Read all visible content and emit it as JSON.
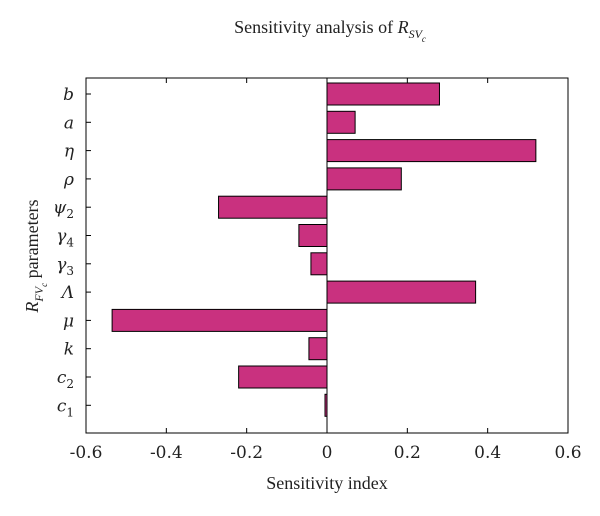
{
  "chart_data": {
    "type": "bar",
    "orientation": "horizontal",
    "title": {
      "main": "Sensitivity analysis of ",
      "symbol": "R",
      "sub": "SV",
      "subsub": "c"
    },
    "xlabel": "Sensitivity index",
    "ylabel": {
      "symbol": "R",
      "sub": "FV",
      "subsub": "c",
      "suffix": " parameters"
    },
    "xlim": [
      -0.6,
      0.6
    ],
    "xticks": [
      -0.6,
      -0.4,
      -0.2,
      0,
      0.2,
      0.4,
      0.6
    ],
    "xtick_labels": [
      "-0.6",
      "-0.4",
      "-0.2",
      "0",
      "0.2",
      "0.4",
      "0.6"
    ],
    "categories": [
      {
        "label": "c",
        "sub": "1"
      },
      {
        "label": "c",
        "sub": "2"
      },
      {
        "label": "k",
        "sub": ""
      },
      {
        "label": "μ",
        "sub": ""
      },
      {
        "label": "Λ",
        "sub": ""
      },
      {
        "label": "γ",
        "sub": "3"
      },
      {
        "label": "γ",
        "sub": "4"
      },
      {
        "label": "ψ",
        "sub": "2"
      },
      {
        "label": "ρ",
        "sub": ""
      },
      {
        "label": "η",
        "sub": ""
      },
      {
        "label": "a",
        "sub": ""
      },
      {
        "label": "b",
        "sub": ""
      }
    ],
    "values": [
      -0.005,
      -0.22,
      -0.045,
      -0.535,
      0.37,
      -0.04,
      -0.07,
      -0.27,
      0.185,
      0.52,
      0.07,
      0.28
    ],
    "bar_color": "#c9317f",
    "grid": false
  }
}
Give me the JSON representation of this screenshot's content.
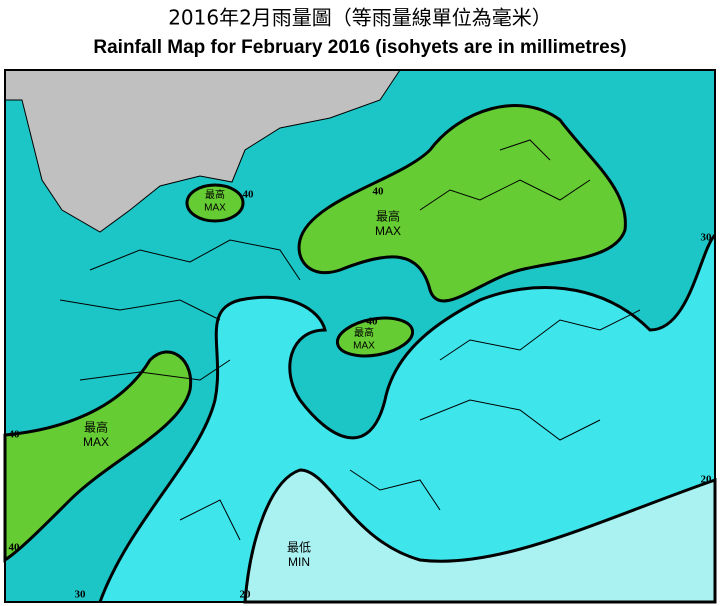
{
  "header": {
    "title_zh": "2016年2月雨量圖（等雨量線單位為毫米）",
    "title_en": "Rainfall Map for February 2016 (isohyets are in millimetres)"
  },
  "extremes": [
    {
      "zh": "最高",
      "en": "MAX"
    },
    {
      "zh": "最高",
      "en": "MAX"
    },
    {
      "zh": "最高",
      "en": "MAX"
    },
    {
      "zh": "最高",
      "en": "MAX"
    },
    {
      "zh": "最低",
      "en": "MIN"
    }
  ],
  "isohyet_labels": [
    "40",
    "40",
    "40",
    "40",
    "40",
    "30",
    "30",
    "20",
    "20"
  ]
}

· · · ·

__AIM OF THE EXERCISE__.
Omit any images, then output the listing exactly.

__THE SOLUTION__.
Read all visible content and emit it as JSON.
{
  "chart_data": {
    "type": "bar",
    "orientation": "horizontal",
    "title": {
      "main": "Sensitivity analysis of ",
      "symbol": "R",
      "sub": "SV",
      "subsub": "c"
    },
    "xlabel": "Sensitivity index",
    "ylabel": {
      "symbol": "R",
      "sub": "FV",
      "subsub": "c",
      "suffix": " parameters"
    },
    "xlim": [
      -0.6,
      0.6
    ],
    "xticks": [
      -0.6,
      -0.4,
      -0.2,
      0,
      0.2,
      0.4,
      0.6
    ],
    "xtick_labels": [
      "-0.6",
      "-0.4",
      "-0.2",
      "0",
      "0.2",
      "0.4",
      "0.6"
    ],
    "categories": [
      {
        "label": "c",
        "sub": "1"
      },
      {
        "label": "c",
        "sub": "2"
      },
      {
        "label": "k",
        "sub": ""
      },
      {
        "label": "μ",
        "sub": ""
      },
      {
        "label": "Λ",
        "sub": ""
      },
      {
        "label": "γ",
        "sub": "3"
      },
      {
        "label": "γ",
        "sub": "4"
      },
      {
        "label": "ψ",
        "sub": "2"
      },
      {
        "label": "ρ",
        "sub": ""
      },
      {
        "label": "η",
        "sub": ""
      },
      {
        "label": "a",
        "sub": ""
      },
      {
        "label": "b",
        "sub": ""
      }
    ],
    "values": [
      -0.005,
      -0.22,
      -0.045,
      -0.535,
      0.37,
      -0.04,
      -0.07,
      -0.27,
      0.185,
      0.52,
      0.07,
      0.28
    ],
    "bar_color": "#c9317f",
    "grid": false
  }
}
Give me the JSON representation of this screenshot's content.
{
  "header": {
    "title_zh": "2016年2月雨量圖（等雨量線單位為毫米）",
    "title_en": "Rainfall Map for February 2016 (isohyets are in millimetres)"
  },
  "extremes": [
    {
      "zh": "最高",
      "en": "MAX"
    },
    {
      "zh": "最高",
      "en": "MAX"
    },
    {
      "zh": "最高",
      "en": "MAX"
    },
    {
      "zh": "最高",
      "en": "MAX"
    },
    {
      "zh": "最低",
      "en": "MIN"
    }
  ],
  "isohyet_labels": [
    "40",
    "40",
    "40",
    "40",
    "40",
    "30",
    "30",
    "20",
    "20"
  ]
}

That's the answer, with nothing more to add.